* INSTRUCTIONS TO FOLLOW: For the copy, please give all of the data again exactly and leave the pictures out.

* EXERCISE DATA:
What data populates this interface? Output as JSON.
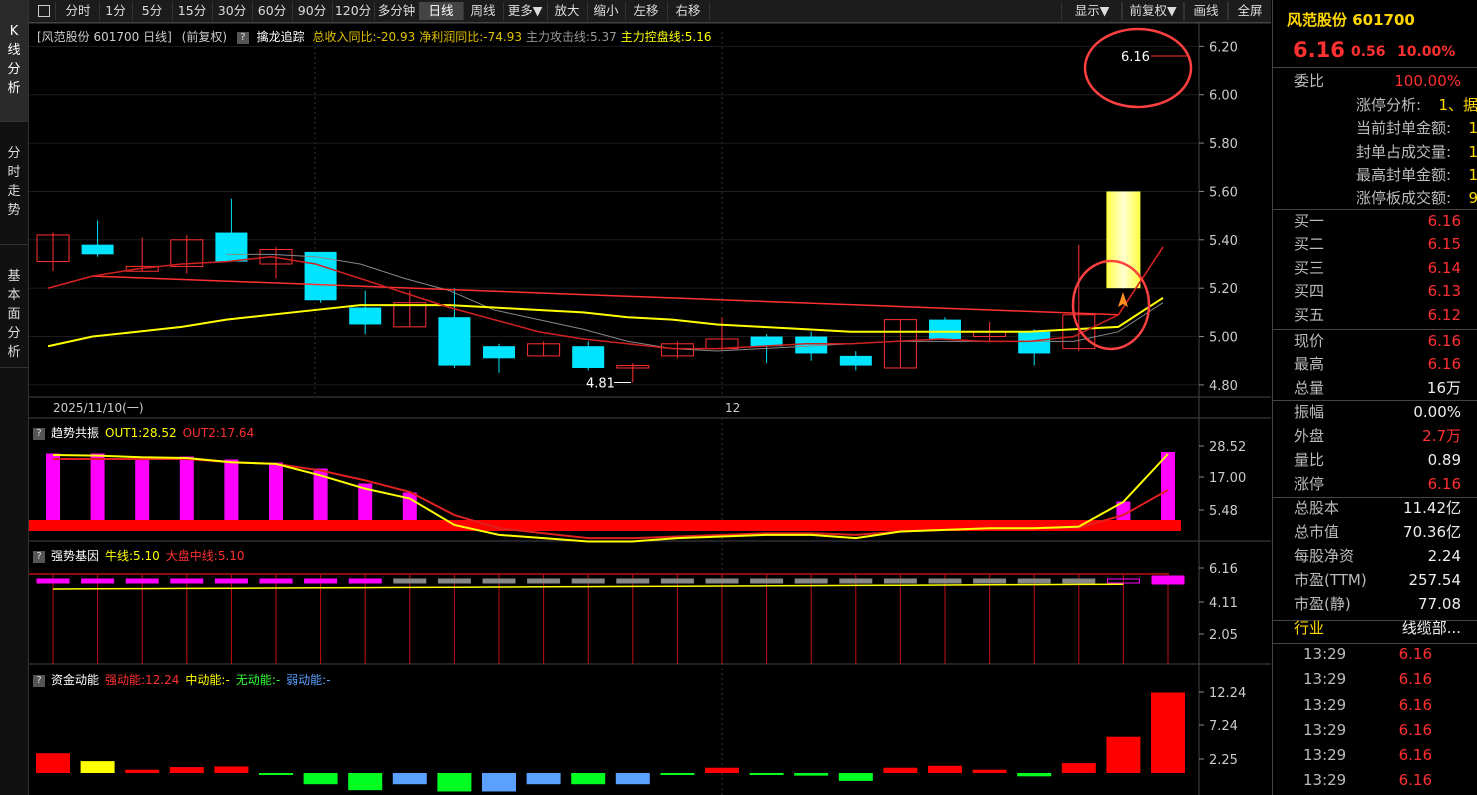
{
  "toolbar": {
    "periods": [
      "分时",
      "1分",
      "5分",
      "15分",
      "30分",
      "60分",
      "90分",
      "120分",
      "多分钟",
      "日线",
      "周线",
      "更多▼",
      "放大",
      "缩小",
      "左移",
      "右移"
    ],
    "right_buttons": [
      "显示▼",
      "前复权▼",
      "画线",
      "全屏"
    ]
  },
  "left_tabs": [
    "K线分析",
    "分时走势",
    "基本面分析"
  ],
  "main_panel": {
    "title": "[风范股份 601700 日线]",
    "adjust": "(前复权)",
    "indicator": "擒龙追踪",
    "items": [
      {
        "label": "总收入同比:-20.93",
        "color": "#e0c000"
      },
      {
        "label": "净利润同比:-74.93",
        "color": "#e0c000"
      },
      {
        "label": "主力攻击线:5.37",
        "color": "#999999"
      },
      {
        "label": "主力控盘线:5.16",
        "color": "#ffff00"
      }
    ],
    "price_ticks": [
      "6.20",
      "6.00",
      "5.80",
      "5.60",
      "5.40",
      "5.20",
      "5.00",
      "4.80"
    ],
    "date_label": "2025/11/10(一)",
    "month_label": "12",
    "max_label": "6.16",
    "min_label": "4.81"
  },
  "panel_trend": {
    "name": "趋势共振",
    "items": [
      {
        "label": "OUT1:28.52",
        "color": "#ffff00"
      },
      {
        "label": "OUT2:17.64",
        "color": "#ff3030"
      }
    ],
    "ticks": [
      "28.52",
      "17.00",
      "5.48"
    ]
  },
  "panel_strong": {
    "name": "强势基因",
    "items": [
      {
        "label": "牛线:5.10",
        "color": "#ffff00"
      },
      {
        "label": "大盘中线:5.10",
        "color": "#ff3030"
      }
    ],
    "ticks": [
      "6.16",
      "4.11",
      "2.05"
    ]
  },
  "panel_fund": {
    "name": "资金动能",
    "items": [
      {
        "label": "强动能:12.24",
        "color": "#ff3030"
      },
      {
        "label": "中动能:-",
        "color": "#ffff00"
      },
      {
        "label": "无动能:-",
        "color": "#30ff30"
      },
      {
        "label": "弱动能:-",
        "color": "#5aa0ff"
      }
    ],
    "ticks": [
      "12.24",
      "7.24",
      "2.25"
    ]
  },
  "chart_data": {
    "type": "candlestick",
    "price_range": [
      4.75,
      6.28
    ],
    "candles": [
      {
        "o": 5.31,
        "h": 5.43,
        "l": 5.27,
        "c": 5.42
      },
      {
        "o": 5.38,
        "h": 5.48,
        "l": 5.33,
        "c": 5.34
      },
      {
        "o": 5.27,
        "h": 5.41,
        "l": 5.27,
        "c": 5.29
      },
      {
        "o": 5.29,
        "h": 5.42,
        "l": 5.26,
        "c": 5.4
      },
      {
        "o": 5.43,
        "h": 5.57,
        "l": 5.31,
        "c": 5.31
      },
      {
        "o": 5.3,
        "h": 5.37,
        "l": 5.24,
        "c": 5.36
      },
      {
        "o": 5.35,
        "h": 5.35,
        "l": 5.14,
        "c": 5.15
      },
      {
        "o": 5.12,
        "h": 5.19,
        "l": 5.01,
        "c": 5.05
      },
      {
        "o": 5.04,
        "h": 5.19,
        "l": 5.04,
        "c": 5.14
      },
      {
        "o": 5.08,
        "h": 5.2,
        "l": 4.87,
        "c": 4.88
      },
      {
        "o": 4.96,
        "h": 4.97,
        "l": 4.85,
        "c": 4.91
      },
      {
        "o": 4.92,
        "h": 4.98,
        "l": 4.92,
        "c": 4.97
      },
      {
        "o": 4.96,
        "h": 4.98,
        "l": 4.86,
        "c": 4.87
      },
      {
        "o": 4.87,
        "h": 4.89,
        "l": 4.81,
        "c": 4.88
      },
      {
        "o": 4.92,
        "h": 4.98,
        "l": 4.91,
        "c": 4.97
      },
      {
        "o": 4.95,
        "h": 5.08,
        "l": 4.94,
        "c": 4.99
      },
      {
        "o": 5.0,
        "h": 5.01,
        "l": 4.89,
        "c": 4.96
      },
      {
        "o": 5.0,
        "h": 5.02,
        "l": 4.9,
        "c": 4.93
      },
      {
        "o": 4.92,
        "h": 4.94,
        "l": 4.86,
        "c": 4.88
      },
      {
        "o": 4.87,
        "h": 5.07,
        "l": 4.87,
        "c": 5.07
      },
      {
        "o": 5.07,
        "h": 5.08,
        "l": 4.99,
        "c": 4.99
      },
      {
        "o": 5.0,
        "h": 5.06,
        "l": 4.98,
        "c": 5.02
      },
      {
        "o": 5.02,
        "h": 5.03,
        "l": 4.88,
        "c": 4.93
      },
      {
        "o": 4.95,
        "h": 5.38,
        "l": 4.94,
        "c": 5.09
      },
      {
        "o": 5.6,
        "h": 5.6,
        "l": 5.2,
        "c": 5.2
      }
    ],
    "ma_gray": [
      null,
      null,
      null,
      null,
      5.34,
      5.34,
      5.33,
      5.3,
      5.24,
      5.19,
      5.11,
      5.07,
      5.03,
      4.98,
      4.95,
      4.94,
      4.95,
      4.96,
      4.97,
      4.98,
      4.98,
      4.98,
      4.98,
      4.98,
      5.02,
      5.14
    ],
    "ma_yellow": [
      4.96,
      5.0,
      5.02,
      5.04,
      5.07,
      5.09,
      5.11,
      5.13,
      5.13,
      5.13,
      5.12,
      5.11,
      5.1,
      5.08,
      5.07,
      5.05,
      5.04,
      5.03,
      5.02,
      5.02,
      5.02,
      5.02,
      5.02,
      5.03,
      5.04,
      5.16
    ],
    "ma_red": [
      5.2,
      5.25,
      5.28,
      5.3,
      5.31,
      5.33,
      5.3,
      5.24,
      5.18,
      5.12,
      5.07,
      5.02,
      4.99,
      4.97,
      4.95,
      4.95,
      4.96,
      4.97,
      4.97,
      4.98,
      4.99,
      4.98,
      4.98,
      5.0,
      5.09,
      5.37
    ]
  }
}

* TASK RESPONSE:
What data populates this interface? Output as JSON.
{
  "toolbar": {
    "periods": [
      "分时",
      "1分",
      "5分",
      "15分",
      "30分",
      "60分",
      "90分",
      "120分",
      "多分钟",
      "日线",
      "周线",
      "更多▼",
      "放大",
      "缩小",
      "左移",
      "右移"
    ],
    "right_buttons": [
      "显示▼",
      "前复权▼",
      "画线",
      "全屏"
    ]
  },
  "left_tabs": [
    "K线分析",
    "分时走势",
    "基本面分析"
  ],
  "main_panel": {
    "title": "[风范股份 601700 日线]",
    "adjust": "(前复权)",
    "indicator": "擒龙追踪",
    "items": [
      {
        "label": "总收入同比:-20.93",
        "color": "#e0c000"
      },
      {
        "label": "净利润同比:-74.93",
        "color": "#e0c000"
      },
      {
        "label": "主力攻击线:5.37",
        "color": "#999999"
      },
      {
        "label": "主力控盘线:5.16",
        "color": "#ffff00"
      }
    ],
    "price_ticks": [
      "6.20",
      "6.00",
      "5.80",
      "5.60",
      "5.40",
      "5.20",
      "5.00",
      "4.80"
    ],
    "date_label": "2025/11/10(一)",
    "month_label": "12",
    "max_label": "6.16",
    "min_label": "4.81"
  },
  "panel_trend": {
    "name": "趋势共振",
    "items": [
      {
        "label": "OUT1:28.52",
        "color": "#ffff00"
      },
      {
        "label": "OUT2:17.64",
        "color": "#ff3030"
      }
    ],
    "ticks": [
      "28.52",
      "17.00",
      "5.48"
    ]
  },
  "panel_strong": {
    "name": "强势基因",
    "items": [
      {
        "label": "牛线:5.10",
        "color": "#ffff00"
      },
      {
        "label": "大盘中线:5.10",
        "color": "#ff3030"
      }
    ],
    "ticks": [
      "6.16",
      "4.11",
      "2.05"
    ]
  },
  "panel_fund": {
    "name": "资金动能",
    "items": [
      {
        "label": "强动能:12.24",
        "color": "#ff3030"
      },
      {
        "label": "中动能:-",
        "color": "#ffff00"
      },
      {
        "label": "无动能:-",
        "color": "#30ff30"
      },
      {
        "label": "弱动能:-",
        "color": "#5aa0ff"
      }
    ],
    "ticks": [
      "12.24",
      "7.24",
      "2.25"
    ]
  },
  "chart_data": {
    "type": "candlestick",
    "price_range": [
      4.75,
      6.28
    ],
    "candles": [
      {
        "o": 5.31,
        "h": 5.43,
        "l": 5.27,
        "c": 5.42
      },
      {
        "o": 5.38,
        "h": 5.48,
        "l": 5.33,
        "c": 5.34
      },
      {
        "o": 5.27,
        "h": 5.41,
        "l": 5.27,
        "c": 5.29
      },
      {
        "o": 5.29,
        "h": 5.42,
        "l": 5.26,
        "c": 5.4
      },
      {
        "o": 5.43,
        "h": 5.57,
        "l": 5.31,
        "c": 5.31
      },
      {
        "o": 5.3,
        "h": 5.37,
        "l": 5.24,
        "c": 5.36
      },
      {
        "o": 5.35,
        "h": 5.35,
        "l": 5.14,
        "c": 5.15
      },
      {
        "o": 5.12,
        "h": 5.19,
        "l": 5.01,
        "c": 5.05
      },
      {
        "o": 5.04,
        "h": 5.19,
        "l": 5.04,
        "c": 5.14
      },
      {
        "o": 5.08,
        "h": 5.2,
        "l": 4.87,
        "c": 4.88
      },
      {
        "o": 4.96,
        "h": 4.97,
        "l": 4.85,
        "c": 4.91
      },
      {
        "o": 4.92,
        "h": 4.98,
        "l": 4.92,
        "c": 4.97
      },
      {
        "o": 4.96,
        "h": 4.98,
        "l": 4.86,
        "c": 4.87
      },
      {
        "o": 4.87,
        "h": 4.89,
        "l": 4.81,
        "c": 4.88
      },
      {
        "o": 4.92,
        "h": 4.98,
        "l": 4.91,
        "c": 4.97
      },
      {
        "o": 4.95,
        "h": 5.08,
        "l": 4.94,
        "c": 4.99
      },
      {
        "o": 5.0,
        "h": 5.01,
        "l": 4.89,
        "c": 4.96
      },
      {
        "o": 5.0,
        "h": 5.02,
        "l": 4.9,
        "c": 4.93
      },
      {
        "o": 4.92,
        "h": 4.94,
        "l": 4.86,
        "c": 4.88
      },
      {
        "o": 4.87,
        "h": 5.07,
        "l": 4.87,
        "c": 5.07
      },
      {
        "o": 5.07,
        "h": 5.08,
        "l": 4.99,
        "c": 4.99
      },
      {
        "o": 5.0,
        "h": 5.06,
        "l": 4.98,
        "c": 5.02
      },
      {
        "o": 5.02,
        "h": 5.03,
        "l": 4.88,
        "c": 4.93
      },
      {
        "o": 4.95,
        "h": 5.38,
        "l": 4.94,
        "c": 5.09
      },
      {
        "o": 5.6,
        "h": 5.6,
        "l": 5.2,
        "c": 5.2
      }
    ],
    "ma_gray": [
      null,
      null,
      null,
      null,
      5.34,
      5.34,
      5.33,
      5.3,
      5.24,
      5.19,
      5.11,
      5.07,
      5.03,
      4.98,
      4.95,
      4.94,
      4.95,
      4.96,
      4.97,
      4.98,
      4.98,
      4.98,
      4.98,
      4.98,
      5.02,
      5.14
    ],
    "ma_yellow": [
      4.96,
      5.0,
      5.02,
      5.04,
      5.07,
      5.09,
      5.11,
      5.13,
      5.13,
      5.13,
      5.12,
      5.11,
      5.1,
      5.08,
      5.07,
      5.05,
      5.04,
      5.03,
      5.02,
      5.02,
      5.02,
      5.02,
      5.02,
      5.03,
      5.04,
      5.16
    ],
    "ma_red": [
      5.2,
      5.25,
      5.28,
      5.3,
      5.31,
      5.33,
      5.3,
      5.24,
      5.18,
      5.12,
      5.07,
      5.02,
      4.99,
      4.97,
      4.95,
      4.95,
      4.96,
      4.97,
      4.97,
      4.98,
      4.99,
      4.98,
      4.98,
      5.0,
      5.09,
      5.37
    ]
  }
}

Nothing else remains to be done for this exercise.